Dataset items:
--- Begin ---

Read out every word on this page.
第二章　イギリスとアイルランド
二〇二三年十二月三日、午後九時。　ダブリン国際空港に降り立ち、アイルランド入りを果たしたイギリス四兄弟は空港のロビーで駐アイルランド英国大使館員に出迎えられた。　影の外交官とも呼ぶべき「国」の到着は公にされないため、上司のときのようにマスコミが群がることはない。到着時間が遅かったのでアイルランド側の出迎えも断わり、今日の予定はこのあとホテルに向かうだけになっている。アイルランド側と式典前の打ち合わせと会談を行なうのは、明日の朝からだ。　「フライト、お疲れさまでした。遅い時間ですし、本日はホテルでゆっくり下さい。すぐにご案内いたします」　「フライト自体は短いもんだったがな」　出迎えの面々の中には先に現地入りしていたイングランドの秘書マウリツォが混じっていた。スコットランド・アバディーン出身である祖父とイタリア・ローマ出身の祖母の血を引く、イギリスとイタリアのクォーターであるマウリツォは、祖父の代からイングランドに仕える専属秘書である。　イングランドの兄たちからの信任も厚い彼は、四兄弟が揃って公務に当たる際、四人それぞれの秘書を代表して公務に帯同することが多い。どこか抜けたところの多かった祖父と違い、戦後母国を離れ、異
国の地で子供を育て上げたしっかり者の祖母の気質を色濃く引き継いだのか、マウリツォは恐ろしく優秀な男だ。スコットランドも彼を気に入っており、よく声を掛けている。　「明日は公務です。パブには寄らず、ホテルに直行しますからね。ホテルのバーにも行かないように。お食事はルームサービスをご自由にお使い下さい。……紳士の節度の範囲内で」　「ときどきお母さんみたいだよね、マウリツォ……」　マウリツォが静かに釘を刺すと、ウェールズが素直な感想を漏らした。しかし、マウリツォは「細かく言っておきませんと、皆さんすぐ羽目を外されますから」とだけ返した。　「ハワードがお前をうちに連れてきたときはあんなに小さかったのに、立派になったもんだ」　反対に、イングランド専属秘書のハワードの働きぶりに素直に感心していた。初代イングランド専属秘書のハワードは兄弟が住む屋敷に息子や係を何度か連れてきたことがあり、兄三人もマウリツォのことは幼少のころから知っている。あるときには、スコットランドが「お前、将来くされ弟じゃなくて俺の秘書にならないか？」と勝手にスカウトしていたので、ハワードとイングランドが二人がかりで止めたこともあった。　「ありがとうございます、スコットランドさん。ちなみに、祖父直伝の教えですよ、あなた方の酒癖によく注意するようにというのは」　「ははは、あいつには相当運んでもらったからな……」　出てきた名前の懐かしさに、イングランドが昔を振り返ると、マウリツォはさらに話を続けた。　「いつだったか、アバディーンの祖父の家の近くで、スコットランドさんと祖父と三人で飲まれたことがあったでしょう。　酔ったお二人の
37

--- End ---

■ Work instructions
Each record above should be repeated exactly as it appears.

■ Exercise answer
Read out every word on this page.
第二章　イギリスとアイルランド
二〇二三年十二月三日、午後九時。　ダブリン国際空港に降り立ち、アイルランド入りを果たしたイギリス四兄弟は空港のロビーで駐アイルランド英国大使館員に出迎えられた。　影の外交官とも呼ぶべき「国」の到着は公にされないため、上司のときのようにマスコミが群がることはない。到着時間が遅かったのでアイルランド側の出迎えも断わり、今日の予定はこのあとホテルに向かうだけになっている。アイルランド側と式典前の打ち合わせと会談を行なうのは、明日の朝からだ。　「フライト、お疲れさまでした。遅い時間ですし、本日はホテルでゆっくり下さい。すぐにご案内いたします」　「フライト自体は短いもんだったがな」　出迎えの面々の中には先に現地入りしていたイングランドの秘書マウリツォが混じっていた。スコットランド・アバディーン出身である祖父とイタリア・ローマ出身の祖母の血を引く、イギリスとイタリアのクォーターであるマウリツォは、祖父の代からイングランドに仕える専属秘書である。　イングランドの兄たちからの信任も厚い彼は、四兄弟が揃って公務に当たる際、四人それぞれの秘書を代表して公務に帯同することが多い。どこか抜けたところの多かった祖父と違い、戦後母国を離れ、異
国の地で子供を育て上げたしっかり者の祖母の気質を色濃く引き継いだのか、マウリツォは恐ろしく優秀な男だ。スコットランドも彼を気に入っており、よく声を掛けている。　「明日は公務です。パブには寄らず、ホテルに直行しますからね。ホテルのバーにも行かないように。お食事はルームサービスをご自由にお使い下さい。……紳士の節度の範囲内で」　「ときどきお母さんみたいだよね、マウリツォ……」　マウリツォが静かに釘を刺すと、ウェールズが素直な感想を漏らした。しかし、マウリツォは「細かく言っておきませんと、皆さんすぐ羽目を外されますから」とだけ返した。　「ハワードがお前をうちに連れてきたときはあんなに小さかったのに、立派になったもんだ」　反対に、イングランド専属秘書のハワードの働きぶりに素直に感心していた。初代イングランド専属秘書のハワードは兄弟が住む屋敷に息子や係を何度か連れてきたことがあり、兄三人もマウリツォのことは幼少のころから知っている。あるときには、スコットランドが「お前、将来くされ弟じゃなくて俺の秘書にならないか？」と勝手にスカウトしていたので、ハワードとイングランドが二人がかりで止めたこともあった。　「ありがとうございます、スコットランドさん。ちなみに、祖父直伝の教えですよ、あなた方の酒癖によく注意するようにというのは」　「ははは、あいつには相当運んでもらったからな……」　出てきた名前の懐かしさに、イングランドが昔を振り返ると、マウリツォはさらに話を続けた。　「いつだったか、アバディーンの祖父の家の近くで、スコットランドさんと祖父と三人で飲まれたことがあったでしょう。　酔ったお二人の
37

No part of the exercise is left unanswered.